» Aim
Lines that hold the string "Read" are to be counted; give only their number.

» Available data
══════

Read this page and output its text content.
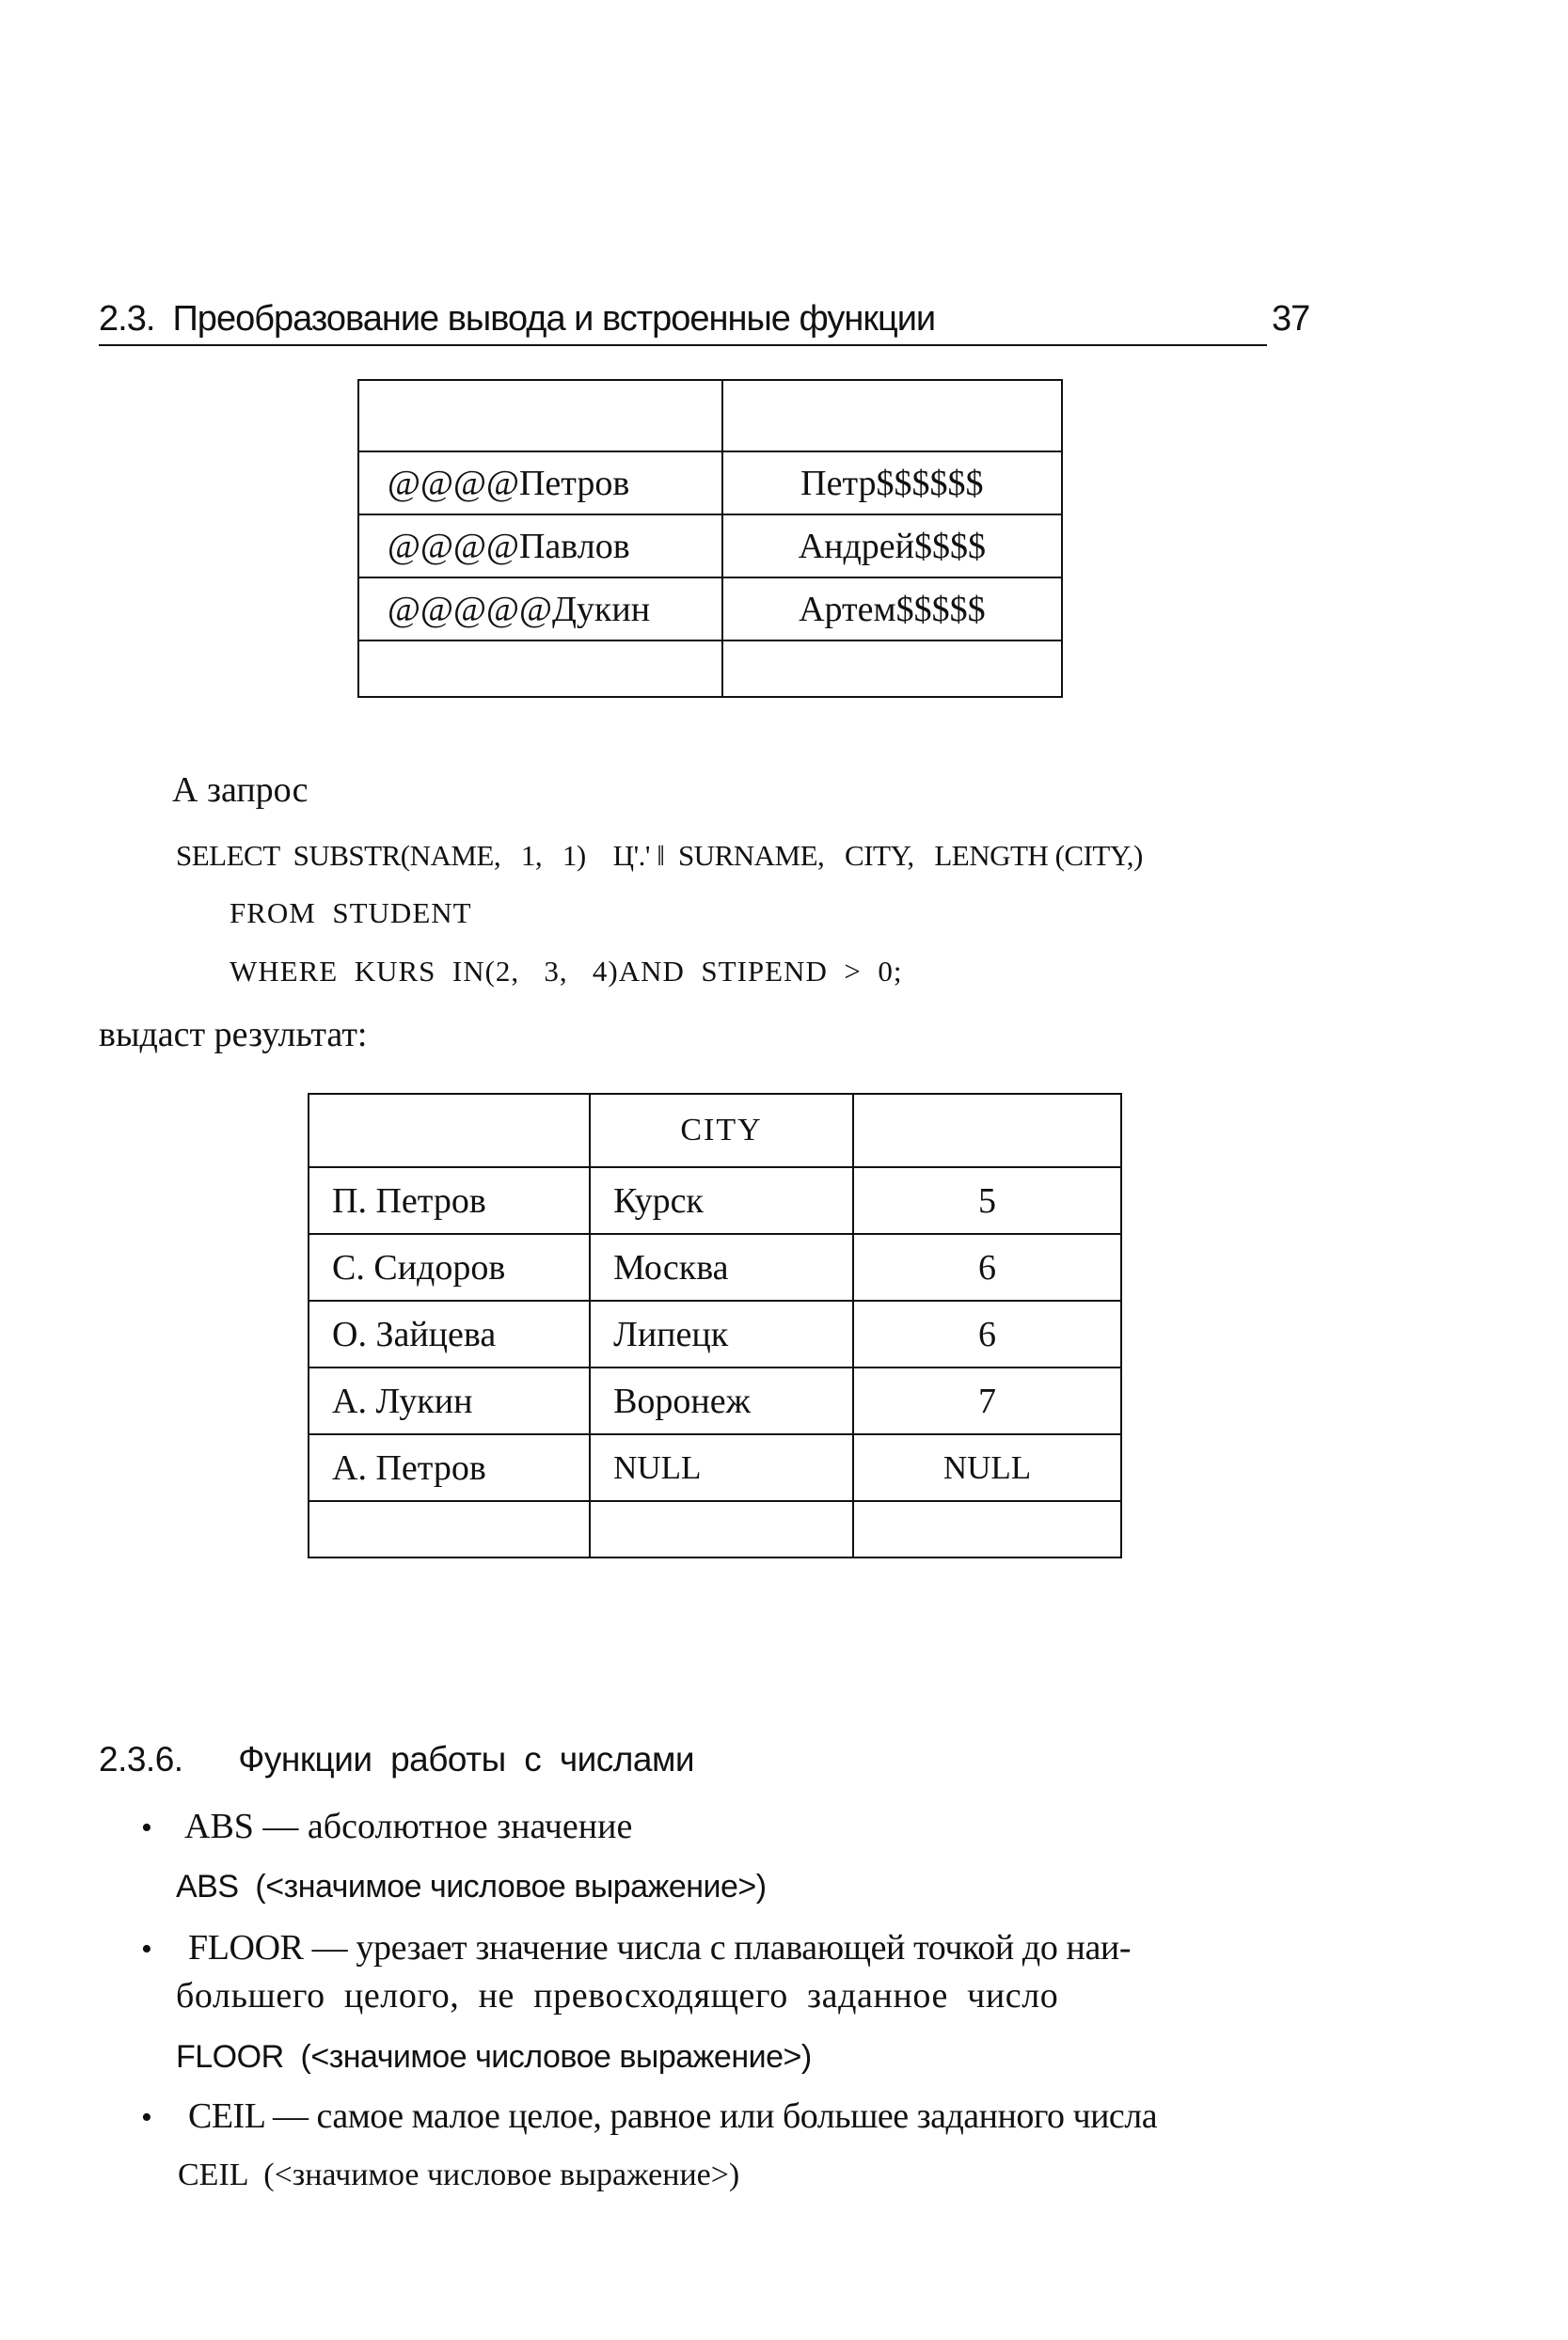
2.3.  Преобразование вывода и встроенные функции	37

@@@@Петров	Петр$$$$$$
@@@@Павлов	Андрей$$$$
@@@@@Дукин	Артем$$$$$

А запрос
SELECT  SUBSTR(NAME,   1,   1)    Ц'.' ‖  SURNAME,   CITY,   LENGTH (CITY,)
FROM  STUDENT
WHERE  KURS  IN(2,   3,   4)AND  STIPEND  >  0;
выдаст результат:
	CITY	
П. Петров	Курск	5
С. Сидоров	Москва	6
О. Зайцева	Липецк	6
А. Лукин	Воронеж	7
А. Петров	NULL	NULL

2.3.6.      Функции  работы  с  числами
• ABS — абсолютное значение
ABS  (<значимое числовое выражение>)
• FLOOR — урезает значение числа с плавающей точкой до наи-
большего  целого,  не  превосходящего  заданное  число
FLOOR  (<значимое числовое выражение>)
• CEIL — самое малое целое, равное или большее заданного числа
CEIL  (<значимое числовое выражение>)
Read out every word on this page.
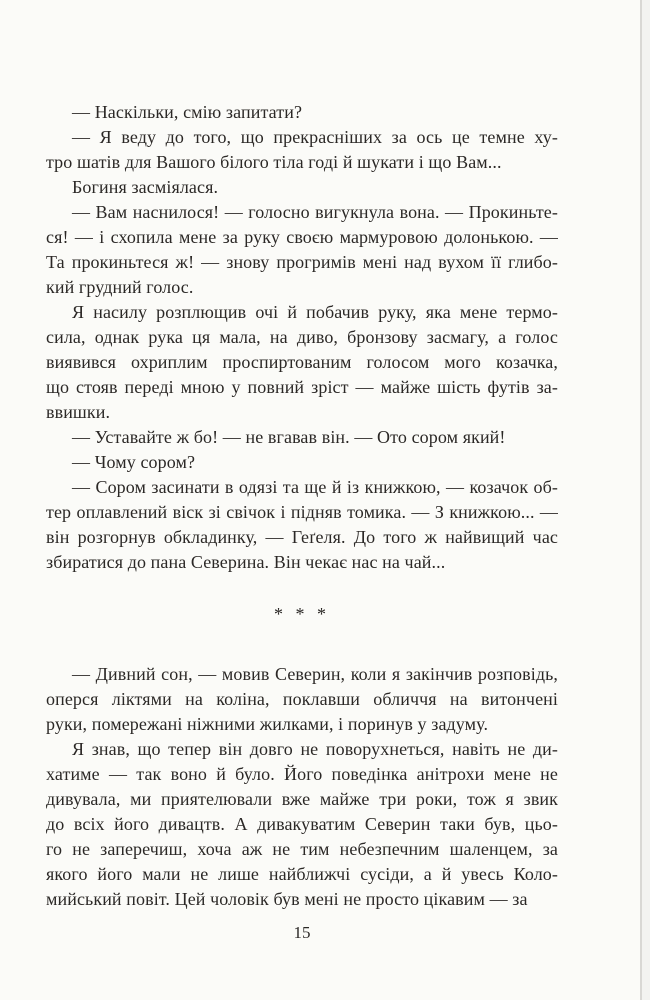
— Наскільки, смію запитати?
— Я веду до того, що прекрасніших за ось це темне ху-
тро шатів для Вашого білого тіла годі й шукати і що Вам...
Богиня засміялася.
— Вам наснилося! — голосно вигукнула вона. — Прокиньте-
ся! — і схопила мене за руку своєю мармуровою долонькою. —
Та прокиньтеся ж! — знову прогримів мені над вухом її глибо-
кий грудний голос.
Я насилу розплющив очі й побачив руку, яка мене термо-
сила, однак рука ця мала, на диво, бронзову засмагу, а голос
виявився охриплим проспиртованим голосом мого козачка,
що стояв переді мною у повний зріст — майже шість футів за-
ввишки.
— Уставайте ж бо! — не вгавав він. — Ото сором який!
— Чому сором?
— Сором засинати в одязі та ще й із книжкою, — козачок об-
тер оплавлений віск зі свічок і підняв томика. — З книжкою... —
він розгорнув обкладинку, — Геґеля. До того ж найвищий час
збиратися до пана Северина. Він чекає нас на чай...
* * *
— Дивний сон, — мовив Северин, коли я закінчив розповідь,
оперся ліктями на коліна, поклавши обличчя на витончені
руки, помережані ніжними жилками, і поринув у задуму.
Я знав, що тепер він довго не поворухнеться, навіть не ди-
хатиме — так воно й було. Його поведінка анітрохи мене не
дивувала, ми приятелювали вже майже три роки, тож я звик
до всіх його дивацтв. А дивакуватим Северин таки був, цьо-
го не заперечиш, хоча аж не тим небезпечним шаленцем, за
якого його мали не лише найближчі сусіди, а й увесь Коло-
мийський повіт. Цей чоловік був мені не просто цікавим — за
15
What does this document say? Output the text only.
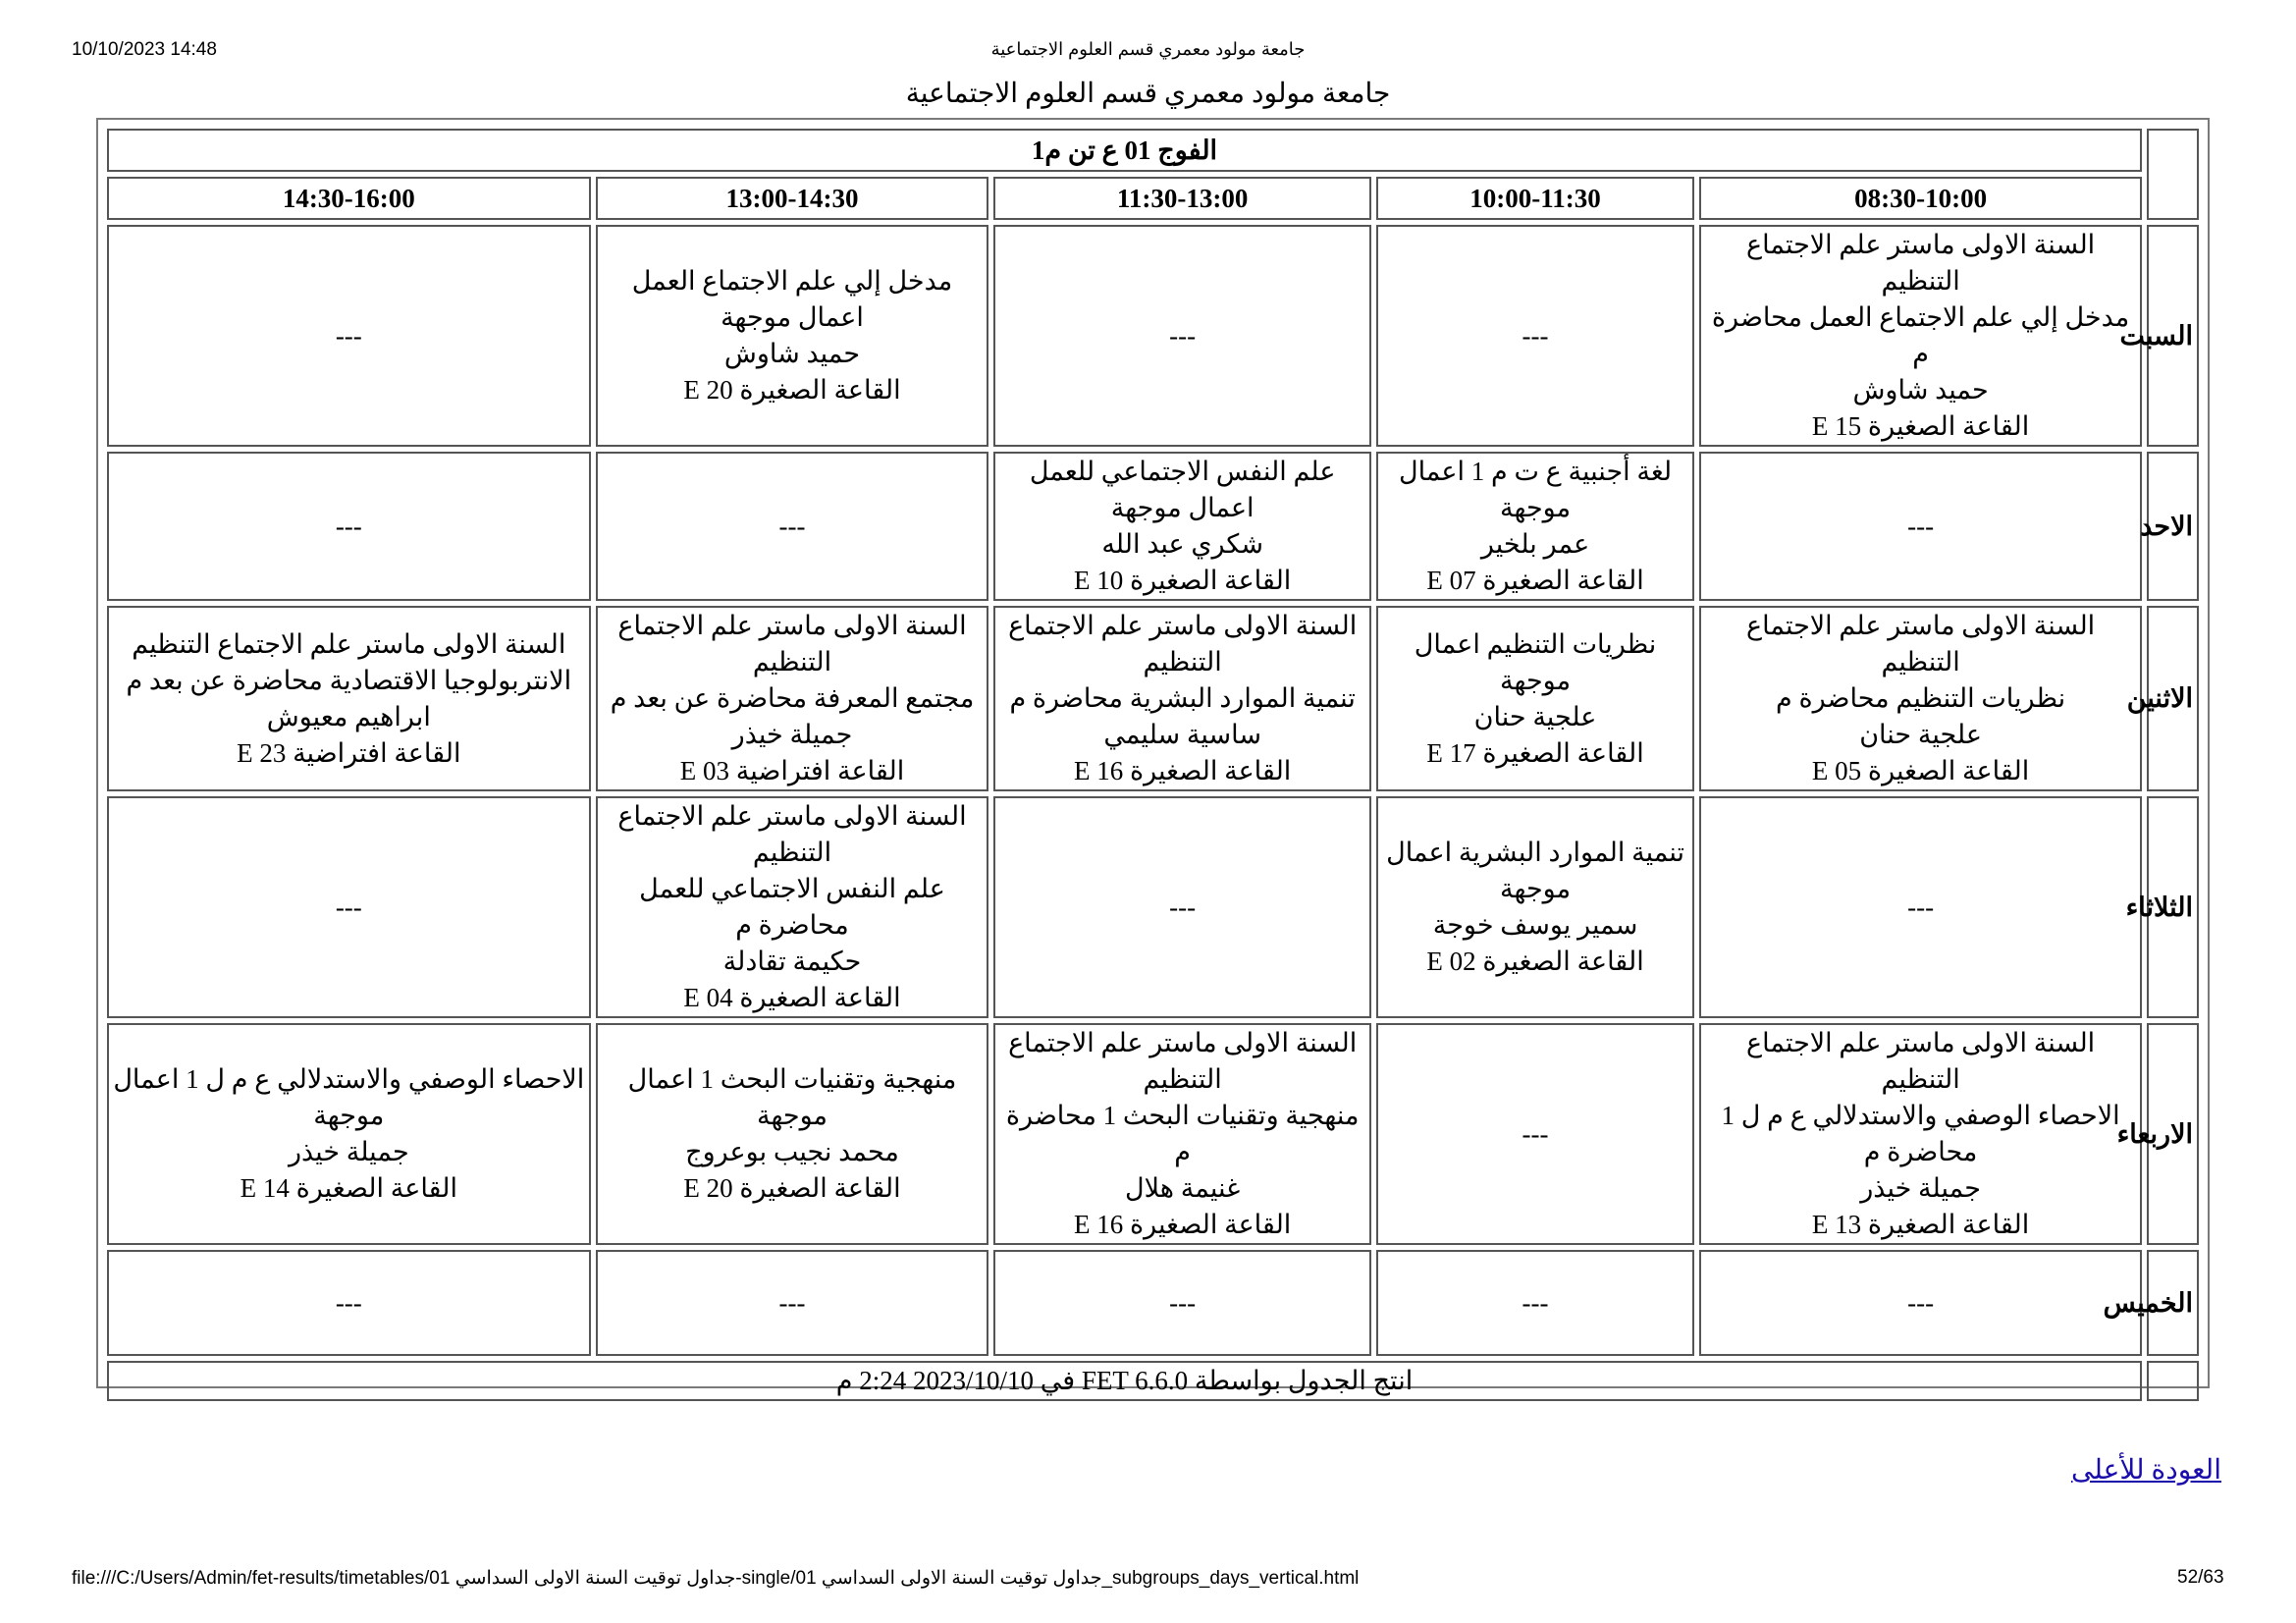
10/10/2023 14:48	جامعة مولود معمري قسم العلوم الاجتماعية
جامعة مولود معمري قسم العلوم الاجتماعية
	الفوج 01 ع تن م1				
	08:30-10:00	10:00-11:30	11:30-13:00	13:00-14:30	14:30-16:00
السبت	السنة الاولى ماستر علم الاجتماع التنظيم
مدخل إلي علم الاجتماع العمل محاضرة م
حميد شاوش
القاعة الصغيرة 15 E	---	---	مدخل إلي علم الاجتماع العمل اعمال موجهة
حميد شاوش
القاعة الصغيرة 20 E	---

الاحد	---	لغة أجنبية ع ت م 1 اعمال موجهة
عمر بلخير
القاعة الصغيرة 07 E	علم النفس الاجتماعي للعمل اعمال موجهة
شكري عبد الله
القاعة الصغيرة 10 E	---	---

الاثنين	السنة الاولى ماستر علم الاجتماع التنظيم
نظريات التنظيم محاضرة م
علجية حنان
القاعة الصغيرة 05 E	نظريات التنظيم اعمال موجهة
علجية حنان
القاعة الصغيرة 17 E	السنة الاولى ماستر علم الاجتماع التنظيم
تنمية الموارد البشرية محاضرة م
ساسية سليمي
القاعة الصغيرة 16 E	السنة الاولى ماستر علم الاجتماع التنظيم
مجتمع المعرفة محاضرة عن بعد م
جميلة خيذر
القاعة افتراضية 03 E	السنة الاولى ماستر علم الاجتماع التنظيم
الانتربولوجيا الاقتصادية محاضرة عن بعد م
ابراهيم معيوش
القاعة افتراضية 23 E

الثلاثاء	---	تنمية الموارد البشرية اعمال موجهة
سمير يوسف خوجة
القاعة الصغيرة 02 E	---	السنة الاولى ماستر علم الاجتماع التنظيم
علم النفس الاجتماعي للعمل محاضرة م
حكيمة تقادلة
القاعة الصغيرة 04 E	---

الاربعاء	السنة الاولى ماستر علم الاجتماع التنظيم
الاحصاء الوصفي والاستدلالي ع م ل 1 محاضرة م
جميلة خيذر
القاعة الصغيرة 13 E	---	السنة الاولى ماستر علم الاجتماع التنظيم
منهجية وتقنيات البحث 1 محاضرة م
غنيمة هلال
القاعة الصغيرة 16 E	منهجية وتقنيات البحث 1 اعمال موجهة
محمد نجيب بوعروج
القاعة الصغيرة 20 E	الاحصاء الوصفي والاستدلالي ع م ل 1 اعمال موجهة
جميلة خيذر
القاعة الصغيرة 14 E

الخميس	---	---	---	---	---

	انتج الجدول بواسطة FET 6.6.0 في 2023/10/10 2:24 م				
العودة للأعلى
file:///C:/Users/Admin/fet-results/timetables/01 جداول توقيت السنة الاولى السداسي-single/01 جداول توقيت السنة الاولى السداسي_subgroups_days_vertical.html	52/63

══════

» Response for this exercise
2